What you have to do —
Would you go through the records below and copy each line with the string "days"?

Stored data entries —
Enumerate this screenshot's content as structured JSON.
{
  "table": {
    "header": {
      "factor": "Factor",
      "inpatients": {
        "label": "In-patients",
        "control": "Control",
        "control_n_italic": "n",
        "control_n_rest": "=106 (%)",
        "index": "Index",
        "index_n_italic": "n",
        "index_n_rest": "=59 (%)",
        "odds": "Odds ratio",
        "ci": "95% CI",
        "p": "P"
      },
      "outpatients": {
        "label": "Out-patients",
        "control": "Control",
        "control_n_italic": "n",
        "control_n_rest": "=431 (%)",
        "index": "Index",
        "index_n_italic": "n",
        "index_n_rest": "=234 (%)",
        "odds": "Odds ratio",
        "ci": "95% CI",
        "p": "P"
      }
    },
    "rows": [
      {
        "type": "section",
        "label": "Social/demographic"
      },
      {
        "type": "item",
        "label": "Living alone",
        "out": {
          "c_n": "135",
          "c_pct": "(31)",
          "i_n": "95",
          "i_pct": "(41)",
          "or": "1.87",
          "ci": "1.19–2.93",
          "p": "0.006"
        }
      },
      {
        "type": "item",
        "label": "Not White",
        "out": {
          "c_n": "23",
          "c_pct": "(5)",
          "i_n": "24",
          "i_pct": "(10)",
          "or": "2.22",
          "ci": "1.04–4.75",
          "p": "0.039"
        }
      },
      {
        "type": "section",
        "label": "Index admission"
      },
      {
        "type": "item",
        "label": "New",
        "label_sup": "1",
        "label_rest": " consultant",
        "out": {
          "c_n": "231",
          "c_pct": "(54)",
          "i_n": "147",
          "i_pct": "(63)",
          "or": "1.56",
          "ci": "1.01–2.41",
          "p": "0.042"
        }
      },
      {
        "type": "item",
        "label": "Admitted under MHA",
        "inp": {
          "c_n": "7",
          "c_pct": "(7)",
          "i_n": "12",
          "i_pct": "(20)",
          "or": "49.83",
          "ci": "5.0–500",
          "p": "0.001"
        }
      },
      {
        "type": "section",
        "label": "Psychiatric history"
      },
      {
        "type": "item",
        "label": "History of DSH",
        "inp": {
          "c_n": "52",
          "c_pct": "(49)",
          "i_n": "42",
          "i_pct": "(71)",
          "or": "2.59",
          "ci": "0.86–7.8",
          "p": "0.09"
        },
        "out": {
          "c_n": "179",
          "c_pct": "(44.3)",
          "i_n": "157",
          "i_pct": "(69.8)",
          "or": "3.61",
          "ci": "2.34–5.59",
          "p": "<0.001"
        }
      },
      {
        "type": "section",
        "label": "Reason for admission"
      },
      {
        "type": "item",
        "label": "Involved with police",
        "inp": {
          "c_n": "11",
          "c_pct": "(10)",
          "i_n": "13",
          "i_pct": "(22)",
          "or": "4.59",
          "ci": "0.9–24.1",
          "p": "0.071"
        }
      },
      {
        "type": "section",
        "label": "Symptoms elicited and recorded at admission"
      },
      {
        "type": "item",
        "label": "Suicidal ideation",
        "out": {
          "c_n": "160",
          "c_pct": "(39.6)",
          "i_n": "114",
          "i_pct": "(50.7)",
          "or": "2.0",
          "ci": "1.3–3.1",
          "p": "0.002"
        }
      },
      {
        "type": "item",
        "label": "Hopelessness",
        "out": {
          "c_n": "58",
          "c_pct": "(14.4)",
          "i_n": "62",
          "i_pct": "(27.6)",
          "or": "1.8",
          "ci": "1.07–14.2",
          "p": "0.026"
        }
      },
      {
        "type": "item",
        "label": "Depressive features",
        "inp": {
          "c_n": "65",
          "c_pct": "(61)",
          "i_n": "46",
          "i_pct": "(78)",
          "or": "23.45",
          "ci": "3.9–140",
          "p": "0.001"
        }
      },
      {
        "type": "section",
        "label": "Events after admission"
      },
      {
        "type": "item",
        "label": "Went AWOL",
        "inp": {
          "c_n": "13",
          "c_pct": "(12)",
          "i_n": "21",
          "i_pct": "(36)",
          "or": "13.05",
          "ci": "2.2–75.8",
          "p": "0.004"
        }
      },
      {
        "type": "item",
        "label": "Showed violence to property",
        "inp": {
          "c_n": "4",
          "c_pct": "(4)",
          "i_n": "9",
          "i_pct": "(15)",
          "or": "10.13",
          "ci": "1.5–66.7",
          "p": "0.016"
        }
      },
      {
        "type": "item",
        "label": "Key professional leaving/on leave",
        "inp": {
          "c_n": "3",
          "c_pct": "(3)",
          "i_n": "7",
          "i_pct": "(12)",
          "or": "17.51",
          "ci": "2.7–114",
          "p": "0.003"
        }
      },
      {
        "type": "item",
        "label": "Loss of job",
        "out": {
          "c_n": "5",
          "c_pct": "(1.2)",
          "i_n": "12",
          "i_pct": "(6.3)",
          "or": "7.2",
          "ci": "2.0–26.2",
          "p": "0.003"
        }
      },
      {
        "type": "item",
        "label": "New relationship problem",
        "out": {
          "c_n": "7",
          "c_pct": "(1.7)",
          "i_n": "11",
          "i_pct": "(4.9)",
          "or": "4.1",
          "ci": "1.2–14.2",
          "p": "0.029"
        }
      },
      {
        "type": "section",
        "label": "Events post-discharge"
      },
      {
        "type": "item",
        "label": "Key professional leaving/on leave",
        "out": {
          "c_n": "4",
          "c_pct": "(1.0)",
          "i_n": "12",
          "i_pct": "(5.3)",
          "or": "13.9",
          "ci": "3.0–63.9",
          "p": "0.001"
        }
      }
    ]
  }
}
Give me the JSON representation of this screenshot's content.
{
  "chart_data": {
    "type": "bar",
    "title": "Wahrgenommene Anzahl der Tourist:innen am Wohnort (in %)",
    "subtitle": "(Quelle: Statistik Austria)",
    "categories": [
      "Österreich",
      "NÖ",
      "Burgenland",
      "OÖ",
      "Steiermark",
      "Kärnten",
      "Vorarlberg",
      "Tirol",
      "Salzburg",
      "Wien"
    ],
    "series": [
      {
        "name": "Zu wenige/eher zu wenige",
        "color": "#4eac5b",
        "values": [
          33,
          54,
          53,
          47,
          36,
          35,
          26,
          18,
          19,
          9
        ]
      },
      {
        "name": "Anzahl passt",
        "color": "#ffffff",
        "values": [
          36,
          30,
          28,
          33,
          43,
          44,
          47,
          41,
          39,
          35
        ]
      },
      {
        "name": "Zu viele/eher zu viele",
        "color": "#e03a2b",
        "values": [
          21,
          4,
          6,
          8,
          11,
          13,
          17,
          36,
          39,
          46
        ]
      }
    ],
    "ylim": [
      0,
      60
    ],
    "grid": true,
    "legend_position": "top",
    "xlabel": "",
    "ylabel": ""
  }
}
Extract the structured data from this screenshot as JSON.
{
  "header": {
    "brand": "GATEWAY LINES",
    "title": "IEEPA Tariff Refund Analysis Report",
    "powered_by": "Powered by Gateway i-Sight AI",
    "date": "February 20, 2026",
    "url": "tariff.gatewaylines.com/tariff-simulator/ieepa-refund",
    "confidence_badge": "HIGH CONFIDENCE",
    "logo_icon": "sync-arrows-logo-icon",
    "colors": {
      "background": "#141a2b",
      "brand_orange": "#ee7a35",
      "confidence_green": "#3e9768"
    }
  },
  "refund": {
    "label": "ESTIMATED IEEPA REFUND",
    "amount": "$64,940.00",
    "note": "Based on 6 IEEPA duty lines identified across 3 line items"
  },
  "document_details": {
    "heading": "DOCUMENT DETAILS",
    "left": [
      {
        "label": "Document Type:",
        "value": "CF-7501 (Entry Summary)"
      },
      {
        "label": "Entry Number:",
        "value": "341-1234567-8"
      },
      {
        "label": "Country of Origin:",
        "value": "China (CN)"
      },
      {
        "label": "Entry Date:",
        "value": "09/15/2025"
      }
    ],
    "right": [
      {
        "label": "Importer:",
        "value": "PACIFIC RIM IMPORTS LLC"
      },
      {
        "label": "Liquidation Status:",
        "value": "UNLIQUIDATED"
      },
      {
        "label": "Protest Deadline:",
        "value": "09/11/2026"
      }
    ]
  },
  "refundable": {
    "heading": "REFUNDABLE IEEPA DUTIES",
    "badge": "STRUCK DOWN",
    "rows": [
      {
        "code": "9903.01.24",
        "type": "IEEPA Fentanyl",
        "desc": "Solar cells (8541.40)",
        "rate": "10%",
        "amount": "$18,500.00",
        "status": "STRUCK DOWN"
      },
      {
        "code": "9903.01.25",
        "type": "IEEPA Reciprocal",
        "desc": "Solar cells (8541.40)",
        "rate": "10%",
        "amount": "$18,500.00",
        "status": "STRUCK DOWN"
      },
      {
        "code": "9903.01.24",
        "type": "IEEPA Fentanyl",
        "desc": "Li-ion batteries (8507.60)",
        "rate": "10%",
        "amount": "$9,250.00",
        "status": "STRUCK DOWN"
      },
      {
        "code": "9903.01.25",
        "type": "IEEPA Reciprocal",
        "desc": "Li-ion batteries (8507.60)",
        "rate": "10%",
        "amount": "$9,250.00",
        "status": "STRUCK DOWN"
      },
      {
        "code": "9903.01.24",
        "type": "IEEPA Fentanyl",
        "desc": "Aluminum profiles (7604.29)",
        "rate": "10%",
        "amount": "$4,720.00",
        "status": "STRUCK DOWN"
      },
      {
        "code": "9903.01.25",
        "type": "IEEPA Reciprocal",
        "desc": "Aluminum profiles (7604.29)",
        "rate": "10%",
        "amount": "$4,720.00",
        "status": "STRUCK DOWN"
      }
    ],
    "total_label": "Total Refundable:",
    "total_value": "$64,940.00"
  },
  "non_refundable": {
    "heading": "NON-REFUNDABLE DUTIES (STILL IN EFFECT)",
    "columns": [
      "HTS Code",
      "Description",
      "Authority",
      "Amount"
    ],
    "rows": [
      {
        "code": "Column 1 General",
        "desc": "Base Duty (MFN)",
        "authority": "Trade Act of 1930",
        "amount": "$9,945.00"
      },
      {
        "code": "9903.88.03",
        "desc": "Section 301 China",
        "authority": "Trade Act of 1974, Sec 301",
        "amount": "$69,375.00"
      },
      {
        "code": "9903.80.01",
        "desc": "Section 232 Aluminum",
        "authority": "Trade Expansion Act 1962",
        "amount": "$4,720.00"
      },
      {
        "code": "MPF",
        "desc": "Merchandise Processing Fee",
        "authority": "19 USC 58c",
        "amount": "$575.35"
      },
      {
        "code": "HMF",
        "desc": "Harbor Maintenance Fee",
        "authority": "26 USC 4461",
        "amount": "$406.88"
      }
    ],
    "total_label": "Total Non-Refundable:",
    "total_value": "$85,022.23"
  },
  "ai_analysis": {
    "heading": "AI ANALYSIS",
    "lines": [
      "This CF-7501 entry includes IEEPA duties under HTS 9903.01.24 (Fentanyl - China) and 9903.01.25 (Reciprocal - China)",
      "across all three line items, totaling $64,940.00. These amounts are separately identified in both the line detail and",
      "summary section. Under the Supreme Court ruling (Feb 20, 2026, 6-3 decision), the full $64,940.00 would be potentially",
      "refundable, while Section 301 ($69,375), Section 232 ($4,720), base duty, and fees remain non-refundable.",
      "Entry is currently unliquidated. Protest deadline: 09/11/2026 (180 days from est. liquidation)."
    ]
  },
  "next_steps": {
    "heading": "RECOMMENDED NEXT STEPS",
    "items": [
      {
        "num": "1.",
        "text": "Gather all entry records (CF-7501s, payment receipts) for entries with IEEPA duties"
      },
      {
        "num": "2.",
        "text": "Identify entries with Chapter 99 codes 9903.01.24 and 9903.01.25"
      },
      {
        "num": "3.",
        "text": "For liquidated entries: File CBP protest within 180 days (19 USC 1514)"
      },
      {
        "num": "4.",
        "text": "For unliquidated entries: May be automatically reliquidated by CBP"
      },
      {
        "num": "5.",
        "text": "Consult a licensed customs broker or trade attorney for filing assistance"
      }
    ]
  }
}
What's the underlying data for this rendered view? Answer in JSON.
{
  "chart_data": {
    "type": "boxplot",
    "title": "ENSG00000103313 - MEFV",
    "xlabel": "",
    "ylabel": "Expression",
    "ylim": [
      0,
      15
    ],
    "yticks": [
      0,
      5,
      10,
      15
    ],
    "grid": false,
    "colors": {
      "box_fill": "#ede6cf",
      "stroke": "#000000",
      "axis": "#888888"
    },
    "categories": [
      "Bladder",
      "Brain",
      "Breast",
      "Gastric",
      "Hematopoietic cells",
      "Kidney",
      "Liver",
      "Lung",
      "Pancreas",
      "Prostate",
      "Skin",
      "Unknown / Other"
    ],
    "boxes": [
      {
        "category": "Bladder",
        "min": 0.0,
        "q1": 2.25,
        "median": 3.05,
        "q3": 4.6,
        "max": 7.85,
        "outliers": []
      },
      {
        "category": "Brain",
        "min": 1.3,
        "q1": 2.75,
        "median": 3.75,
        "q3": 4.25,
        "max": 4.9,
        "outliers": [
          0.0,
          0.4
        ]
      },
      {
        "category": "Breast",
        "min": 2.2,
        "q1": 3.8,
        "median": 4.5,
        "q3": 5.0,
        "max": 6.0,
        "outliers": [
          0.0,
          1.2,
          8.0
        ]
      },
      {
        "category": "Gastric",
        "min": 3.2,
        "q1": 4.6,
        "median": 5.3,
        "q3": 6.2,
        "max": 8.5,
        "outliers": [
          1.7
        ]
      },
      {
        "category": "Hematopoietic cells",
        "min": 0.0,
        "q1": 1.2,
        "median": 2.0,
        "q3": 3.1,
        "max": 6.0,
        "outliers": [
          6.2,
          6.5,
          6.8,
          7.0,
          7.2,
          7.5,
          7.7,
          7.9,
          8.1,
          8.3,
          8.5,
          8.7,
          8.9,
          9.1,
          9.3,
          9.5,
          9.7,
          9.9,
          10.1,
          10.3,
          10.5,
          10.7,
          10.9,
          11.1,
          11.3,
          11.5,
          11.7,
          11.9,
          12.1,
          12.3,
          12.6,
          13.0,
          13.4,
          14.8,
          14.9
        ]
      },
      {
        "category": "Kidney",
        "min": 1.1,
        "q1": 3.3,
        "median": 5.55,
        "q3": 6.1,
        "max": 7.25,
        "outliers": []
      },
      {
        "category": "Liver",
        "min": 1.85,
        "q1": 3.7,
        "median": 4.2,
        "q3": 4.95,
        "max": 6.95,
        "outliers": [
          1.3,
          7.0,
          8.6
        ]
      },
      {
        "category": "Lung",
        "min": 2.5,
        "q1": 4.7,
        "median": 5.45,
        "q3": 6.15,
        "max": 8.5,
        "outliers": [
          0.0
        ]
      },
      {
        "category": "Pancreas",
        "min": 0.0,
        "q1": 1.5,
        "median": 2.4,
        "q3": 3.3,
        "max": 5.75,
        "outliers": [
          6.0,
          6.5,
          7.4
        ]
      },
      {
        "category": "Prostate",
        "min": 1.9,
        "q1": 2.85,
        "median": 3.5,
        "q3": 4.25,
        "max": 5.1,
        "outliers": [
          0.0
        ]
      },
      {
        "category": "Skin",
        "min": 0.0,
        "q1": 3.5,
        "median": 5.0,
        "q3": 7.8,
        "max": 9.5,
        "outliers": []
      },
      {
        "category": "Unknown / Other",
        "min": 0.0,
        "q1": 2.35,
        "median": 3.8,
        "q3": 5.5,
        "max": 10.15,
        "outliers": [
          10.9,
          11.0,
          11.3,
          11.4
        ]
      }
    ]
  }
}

Problem solution —
      "Entry is currently unliquidated. Protest deadline: 09/11/2026 (180 days from est. liquidation)."
        "text": "For liquidated entries: File CBP protest within 180 days (19 USC 1514)"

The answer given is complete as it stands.